** WRITTEN EXERCISE **
Give all the lines below again, exactly, with no pictures.

Stored data
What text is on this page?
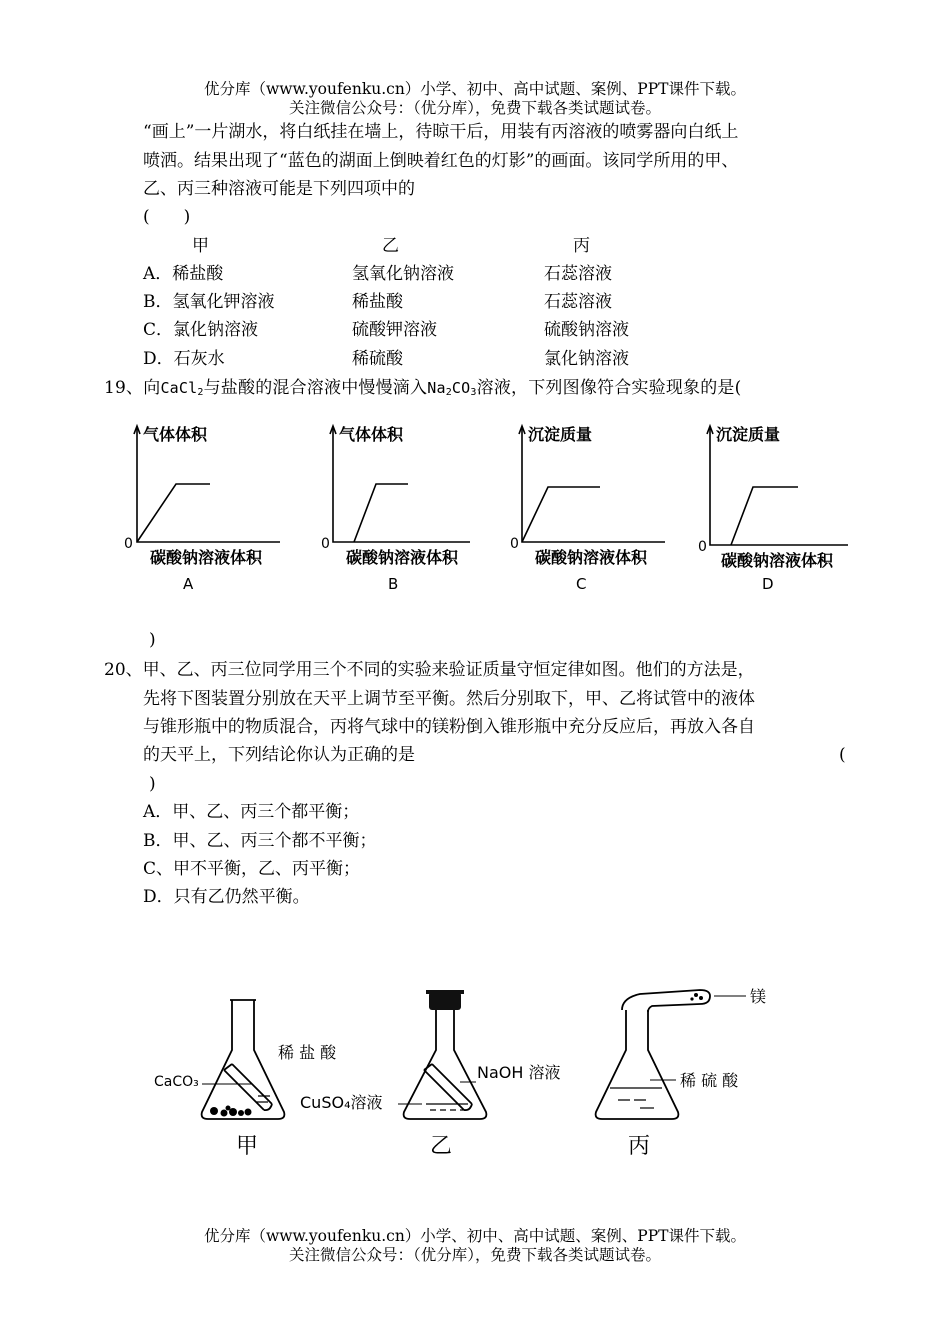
优分库（www.youfenku.cn）小学、初中、高中试题、案例、PPT课件下载。
关注微信公众号：（优分库），免费下载各类试题试卷。
“画上”一片湖水，将白纸挂在墙上，待晾干后，用装有丙溶液的喷雾器向白纸上
喷洒。结果出现了“蓝色的湖面上倒映着红色的灯影”的画面。该同学所用的甲、
乙、丙三种溶液可能是下列四项中的
(　　)
甲	乙	丙
A．稀盐酸	氢氧化钠溶液	石蕊溶液
B．氢氧化钾溶液	稀盐酸	石蕊溶液
C．氯化钠溶液	硫酸钾溶液	硫酸钠溶液
D．石灰水	稀硫酸	氯化钠溶液
19、向CaCl$_2$与盐酸的混合溶液中慢慢滴入$Na_2CO_3$溶液，下列图像符合实验现象的是(
气体体积	气体体积	沉淀质量	沉淀质量
碳酸钠溶液体积	碳酸钠溶液体积	碳酸钠溶液体积	碳酸钠溶液体积
0	0	0	0
A	B	C	D
)
20、甲、乙、丙三位同学用三个不同的实验来验证质量守恒定律如图。他们的方法是，
先将下图装置分别放在天平上调节至平衡。然后分别取下，甲、乙将试管中的液体
与锥形瓶中的物质混合，丙将气球中的镁粉倒入锥形瓶中充分反应后，再放入各自
的天平上，下列结论你认为正确的是	(
)
A．甲、乙、丙三个都平衡；
B．甲、乙、丙三个都不平衡；
C、甲不平衡，乙、丙平衡；
D．只有乙仍然平衡。
稀 盐 酸
CaCO₃	NaOH 溶液
CuSO₄溶液
镁
稀 硫 酸
甲	乙	丙
优分库（www.youfenku.cn）小学、初中、高中试题、案例、PPT课件下载。
关注微信公众号：（优分库），免费下载各类试题试卷。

** ANSWER TO THE TASK **
What text is on this page?
优分库（www.youfenku.cn）小学、初中、高中试题、案例、PPT课件下载。
关注微信公众号：（优分库），免费下载各类试题试卷。
“画上”一片湖水，将白纸挂在墙上，待晾干后，用装有丙溶液的喷雾器向白纸上
喷洒。结果出现了“蓝色的湖面上倒映着红色的灯影”的画面。该同学所用的甲、
乙、丙三种溶液可能是下列四项中的
(　　)
甲	乙	丙
A．稀盐酸	氢氧化钠溶液	石蕊溶液
B．氢氧化钾溶液	稀盐酸	石蕊溶液
C．氯化钠溶液	硫酸钾溶液	硫酸钠溶液
D．石灰水	稀硫酸	氯化钠溶液
19、向CaCl$_2$与盐酸的混合溶液中慢慢滴入$Na_2CO_3$溶液，下列图像符合实验现象的是(
气体体积	气体体积	沉淀质量	沉淀质量
碳酸钠溶液体积	碳酸钠溶液体积	碳酸钠溶液体积	碳酸钠溶液体积
0	0	0	0
A	B	C	D
)
20、甲、乙、丙三位同学用三个不同的实验来验证质量守恒定律如图。他们的方法是，
先将下图装置分别放在天平上调节至平衡。然后分别取下，甲、乙将试管中的液体
与锥形瓶中的物质混合，丙将气球中的镁粉倒入锥形瓶中充分反应后，再放入各自
的天平上，下列结论你认为正确的是	(
)
A．甲、乙、丙三个都平衡；
B．甲、乙、丙三个都不平衡；
C、甲不平衡，乙、丙平衡；
D．只有乙仍然平衡。
稀 盐 酸
CaCO₃	NaOH 溶液
CuSO₄溶液
镁
稀 硫 酸
甲	乙	丙
优分库（www.youfenku.cn）小学、初中、高中试题、案例、PPT课件下载。
关注微信公众号：（优分库），免费下载各类试题试卷。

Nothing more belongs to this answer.